Goal of the exercise
In the listing below, find every line with the string "Reichstag" and pull it out.
## Begin Material shown
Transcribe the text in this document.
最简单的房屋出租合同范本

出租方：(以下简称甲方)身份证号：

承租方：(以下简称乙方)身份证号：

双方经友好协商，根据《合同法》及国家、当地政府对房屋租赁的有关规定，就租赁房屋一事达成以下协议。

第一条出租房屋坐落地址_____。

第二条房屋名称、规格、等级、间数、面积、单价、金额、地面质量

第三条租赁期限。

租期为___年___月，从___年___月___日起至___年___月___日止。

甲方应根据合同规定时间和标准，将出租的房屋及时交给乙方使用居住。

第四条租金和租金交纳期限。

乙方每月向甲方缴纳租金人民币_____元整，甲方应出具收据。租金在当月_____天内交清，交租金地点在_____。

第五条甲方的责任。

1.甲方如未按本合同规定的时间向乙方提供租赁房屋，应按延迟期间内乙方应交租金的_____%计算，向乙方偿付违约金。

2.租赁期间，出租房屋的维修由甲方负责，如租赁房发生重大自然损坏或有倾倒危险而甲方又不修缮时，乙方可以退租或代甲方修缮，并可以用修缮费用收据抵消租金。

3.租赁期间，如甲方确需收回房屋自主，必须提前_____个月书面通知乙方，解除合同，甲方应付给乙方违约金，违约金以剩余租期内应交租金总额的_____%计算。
## End Material shown
## Begin Material shown
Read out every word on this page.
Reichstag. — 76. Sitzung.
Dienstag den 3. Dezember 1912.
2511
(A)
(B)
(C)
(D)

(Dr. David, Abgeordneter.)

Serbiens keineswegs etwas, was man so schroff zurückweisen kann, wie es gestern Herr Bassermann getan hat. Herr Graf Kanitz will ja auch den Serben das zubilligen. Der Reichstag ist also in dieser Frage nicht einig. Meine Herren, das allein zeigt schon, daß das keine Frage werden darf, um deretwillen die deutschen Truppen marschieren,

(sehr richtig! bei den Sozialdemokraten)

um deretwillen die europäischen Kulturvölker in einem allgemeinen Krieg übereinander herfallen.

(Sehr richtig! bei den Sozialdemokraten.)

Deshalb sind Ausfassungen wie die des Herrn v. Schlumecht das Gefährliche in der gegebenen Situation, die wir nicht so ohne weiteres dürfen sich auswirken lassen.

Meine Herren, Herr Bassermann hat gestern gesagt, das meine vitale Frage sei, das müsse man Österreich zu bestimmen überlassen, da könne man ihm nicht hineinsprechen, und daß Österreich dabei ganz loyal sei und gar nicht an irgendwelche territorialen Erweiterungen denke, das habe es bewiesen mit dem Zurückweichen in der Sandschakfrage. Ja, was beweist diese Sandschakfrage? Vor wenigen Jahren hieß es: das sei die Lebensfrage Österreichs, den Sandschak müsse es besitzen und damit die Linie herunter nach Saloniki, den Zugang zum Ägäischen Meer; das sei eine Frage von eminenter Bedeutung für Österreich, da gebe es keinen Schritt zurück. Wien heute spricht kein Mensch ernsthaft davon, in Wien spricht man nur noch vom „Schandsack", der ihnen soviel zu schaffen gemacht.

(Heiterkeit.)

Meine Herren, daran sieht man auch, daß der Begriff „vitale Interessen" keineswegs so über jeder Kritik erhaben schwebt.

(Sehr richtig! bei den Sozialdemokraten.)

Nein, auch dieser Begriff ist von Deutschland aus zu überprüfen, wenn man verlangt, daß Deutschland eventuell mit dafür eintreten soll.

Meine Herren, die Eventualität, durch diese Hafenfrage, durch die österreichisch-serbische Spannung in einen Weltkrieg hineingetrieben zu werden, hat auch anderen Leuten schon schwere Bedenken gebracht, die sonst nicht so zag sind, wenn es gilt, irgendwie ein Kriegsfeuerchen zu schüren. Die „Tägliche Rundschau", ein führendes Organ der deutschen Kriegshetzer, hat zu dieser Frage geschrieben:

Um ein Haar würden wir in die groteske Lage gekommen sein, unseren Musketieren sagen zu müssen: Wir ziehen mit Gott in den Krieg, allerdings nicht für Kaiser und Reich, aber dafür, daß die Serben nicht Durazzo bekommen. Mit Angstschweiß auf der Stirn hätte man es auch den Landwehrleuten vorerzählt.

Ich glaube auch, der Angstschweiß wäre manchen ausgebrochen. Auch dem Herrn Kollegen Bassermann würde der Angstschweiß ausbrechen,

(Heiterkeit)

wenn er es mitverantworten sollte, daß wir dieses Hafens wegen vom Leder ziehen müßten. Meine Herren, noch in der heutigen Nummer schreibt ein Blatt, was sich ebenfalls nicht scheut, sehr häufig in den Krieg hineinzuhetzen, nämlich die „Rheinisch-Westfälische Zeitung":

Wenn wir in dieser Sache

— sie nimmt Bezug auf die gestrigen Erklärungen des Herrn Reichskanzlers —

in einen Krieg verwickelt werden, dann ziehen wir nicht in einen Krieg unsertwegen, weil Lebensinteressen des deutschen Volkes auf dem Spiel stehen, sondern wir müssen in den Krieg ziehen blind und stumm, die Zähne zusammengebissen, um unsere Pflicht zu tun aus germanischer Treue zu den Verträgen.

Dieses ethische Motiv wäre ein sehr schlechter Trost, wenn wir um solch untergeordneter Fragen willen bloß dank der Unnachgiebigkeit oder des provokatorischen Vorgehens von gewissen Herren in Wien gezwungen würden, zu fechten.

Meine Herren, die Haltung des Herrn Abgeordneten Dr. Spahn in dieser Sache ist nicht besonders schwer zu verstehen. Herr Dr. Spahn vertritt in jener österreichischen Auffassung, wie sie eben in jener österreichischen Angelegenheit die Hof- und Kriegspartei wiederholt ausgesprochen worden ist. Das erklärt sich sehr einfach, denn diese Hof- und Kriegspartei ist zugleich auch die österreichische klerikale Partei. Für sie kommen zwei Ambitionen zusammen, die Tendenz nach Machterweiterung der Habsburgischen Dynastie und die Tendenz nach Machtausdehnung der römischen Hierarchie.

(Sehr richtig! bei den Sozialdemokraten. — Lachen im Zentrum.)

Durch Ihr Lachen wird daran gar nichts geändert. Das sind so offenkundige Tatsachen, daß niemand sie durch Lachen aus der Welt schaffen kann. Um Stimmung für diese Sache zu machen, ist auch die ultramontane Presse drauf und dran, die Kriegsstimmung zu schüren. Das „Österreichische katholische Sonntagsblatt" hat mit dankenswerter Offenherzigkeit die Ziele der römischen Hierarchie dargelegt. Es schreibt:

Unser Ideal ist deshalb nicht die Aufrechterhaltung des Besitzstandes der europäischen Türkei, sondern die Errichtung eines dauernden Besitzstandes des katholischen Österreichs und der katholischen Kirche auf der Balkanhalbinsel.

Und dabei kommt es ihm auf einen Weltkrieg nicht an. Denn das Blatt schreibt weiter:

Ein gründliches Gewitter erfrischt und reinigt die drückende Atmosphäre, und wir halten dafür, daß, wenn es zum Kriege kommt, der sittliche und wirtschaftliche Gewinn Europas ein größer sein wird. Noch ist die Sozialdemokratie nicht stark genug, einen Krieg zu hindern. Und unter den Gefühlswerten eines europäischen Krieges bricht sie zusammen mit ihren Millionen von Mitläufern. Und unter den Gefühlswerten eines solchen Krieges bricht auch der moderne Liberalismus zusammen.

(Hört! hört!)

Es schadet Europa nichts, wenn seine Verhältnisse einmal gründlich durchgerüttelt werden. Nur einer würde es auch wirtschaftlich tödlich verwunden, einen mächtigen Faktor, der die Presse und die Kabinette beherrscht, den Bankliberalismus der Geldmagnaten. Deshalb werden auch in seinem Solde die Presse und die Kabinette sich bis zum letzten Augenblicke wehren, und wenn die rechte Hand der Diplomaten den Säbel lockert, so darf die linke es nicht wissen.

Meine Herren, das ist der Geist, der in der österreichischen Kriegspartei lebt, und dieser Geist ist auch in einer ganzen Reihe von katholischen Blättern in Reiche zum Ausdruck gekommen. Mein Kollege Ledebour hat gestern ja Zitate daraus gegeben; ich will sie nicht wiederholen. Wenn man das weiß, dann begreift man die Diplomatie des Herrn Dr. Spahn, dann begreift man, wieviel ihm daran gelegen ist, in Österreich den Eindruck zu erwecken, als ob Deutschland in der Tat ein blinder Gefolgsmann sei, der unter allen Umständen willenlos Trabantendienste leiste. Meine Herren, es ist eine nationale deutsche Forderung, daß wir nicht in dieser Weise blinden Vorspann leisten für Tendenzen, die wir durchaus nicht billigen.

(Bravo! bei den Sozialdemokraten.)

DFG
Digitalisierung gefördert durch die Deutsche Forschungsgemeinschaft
## End Material shown
Answer in full
Reichstag. — 76. Sitzung.
Serbiens keineswegs etwas, was man so schroff zurückweisen kann, wie es gestern Herr Bassermann getan hat. Herr Graf Kanitz will ja auch den Serben das zubilligen. Der Reichstag ist also in dieser Frage nicht einig. Meine Herren, das allein zeigt schon, daß das keine Frage werden darf, um deretwillen die deutschen Truppen marschieren,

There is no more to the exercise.